> [Set problem]: Check every line below for the word "screenshot" and copy each one that has it.

> [Input records]:
((
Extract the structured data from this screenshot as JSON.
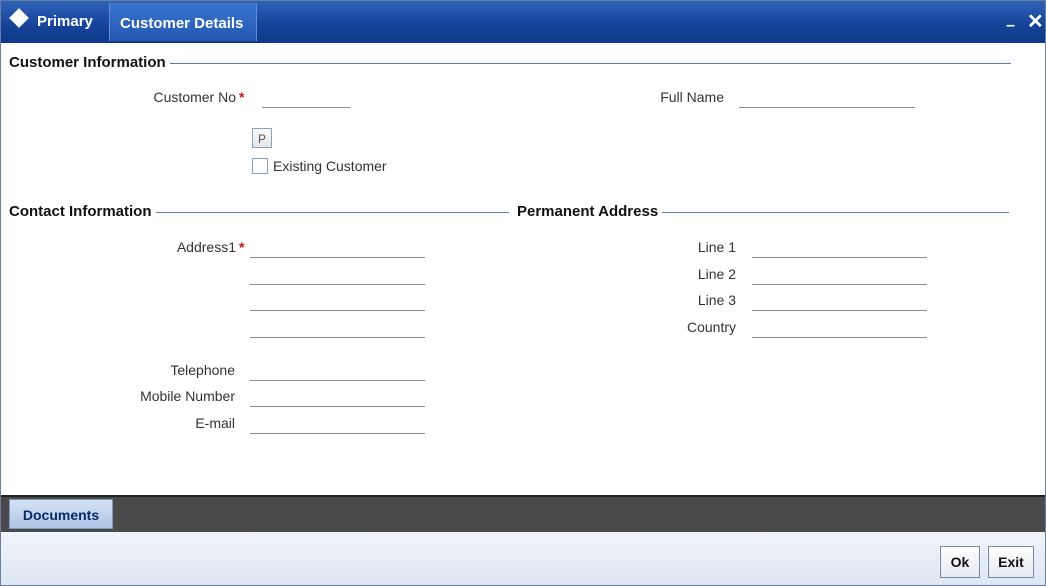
))
((
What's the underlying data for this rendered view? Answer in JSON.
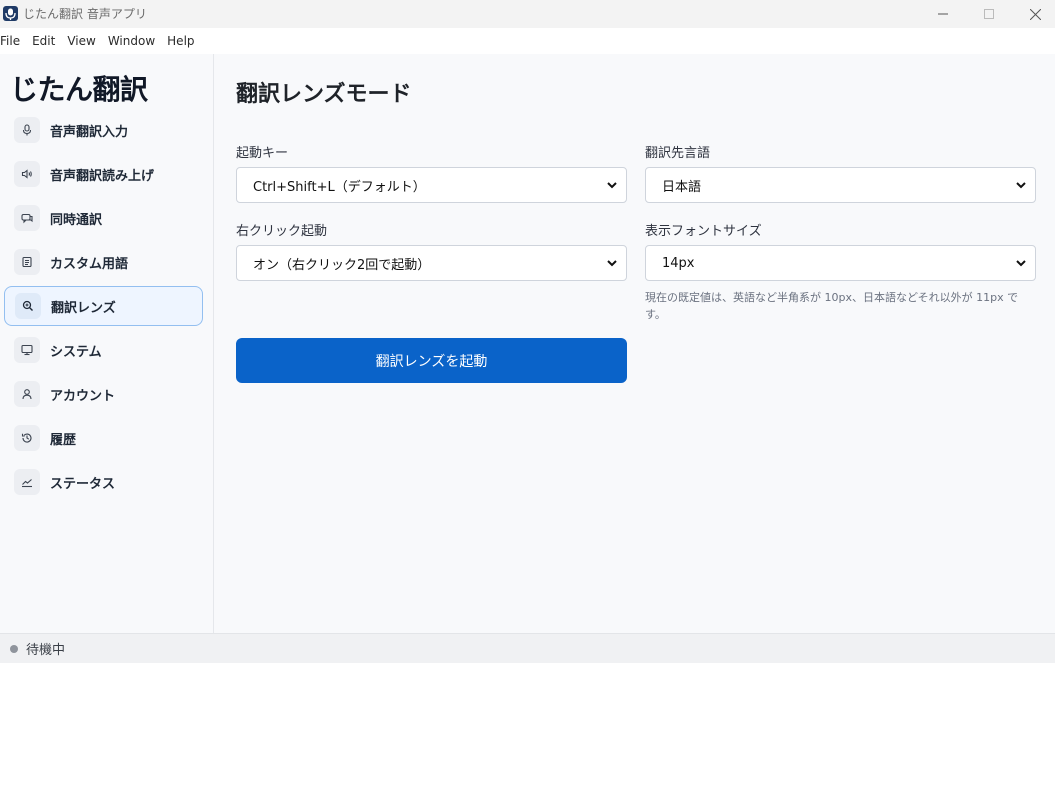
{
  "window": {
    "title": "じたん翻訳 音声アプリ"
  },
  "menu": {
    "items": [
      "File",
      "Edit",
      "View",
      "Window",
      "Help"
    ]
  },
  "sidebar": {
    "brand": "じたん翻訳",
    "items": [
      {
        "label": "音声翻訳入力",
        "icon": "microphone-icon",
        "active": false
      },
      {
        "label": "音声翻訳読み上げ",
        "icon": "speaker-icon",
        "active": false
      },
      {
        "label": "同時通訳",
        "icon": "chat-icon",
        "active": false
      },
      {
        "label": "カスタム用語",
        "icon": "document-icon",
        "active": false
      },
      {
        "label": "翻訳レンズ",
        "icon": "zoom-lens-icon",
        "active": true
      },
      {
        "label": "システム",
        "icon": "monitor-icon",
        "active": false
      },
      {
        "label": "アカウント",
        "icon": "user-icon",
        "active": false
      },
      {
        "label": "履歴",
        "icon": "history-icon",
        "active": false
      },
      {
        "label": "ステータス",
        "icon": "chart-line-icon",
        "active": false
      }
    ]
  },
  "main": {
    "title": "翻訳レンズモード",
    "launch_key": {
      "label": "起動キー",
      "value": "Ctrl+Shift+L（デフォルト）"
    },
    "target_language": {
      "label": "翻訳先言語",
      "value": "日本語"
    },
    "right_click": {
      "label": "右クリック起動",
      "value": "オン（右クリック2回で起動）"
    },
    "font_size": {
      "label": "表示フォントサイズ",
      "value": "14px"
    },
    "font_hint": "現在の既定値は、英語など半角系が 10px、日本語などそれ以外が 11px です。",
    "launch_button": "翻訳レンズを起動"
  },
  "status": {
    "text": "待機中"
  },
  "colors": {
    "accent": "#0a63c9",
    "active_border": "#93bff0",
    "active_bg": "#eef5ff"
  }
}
))
((
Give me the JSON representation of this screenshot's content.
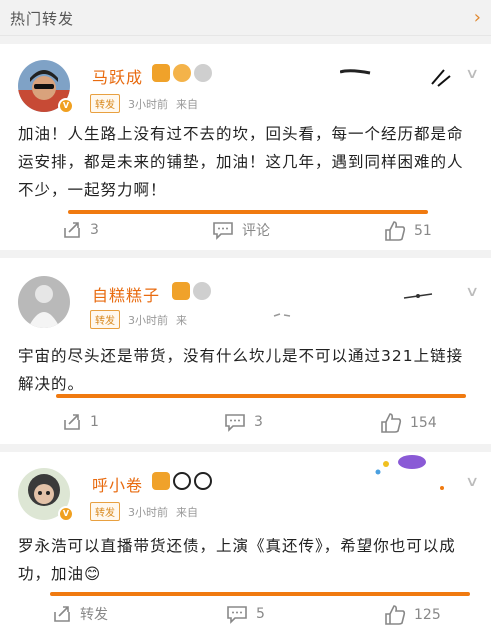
))
> [Correct answer]:
Extract the structured data from this screenshot as JSON.
Give me the JSON representation of this screenshot's content.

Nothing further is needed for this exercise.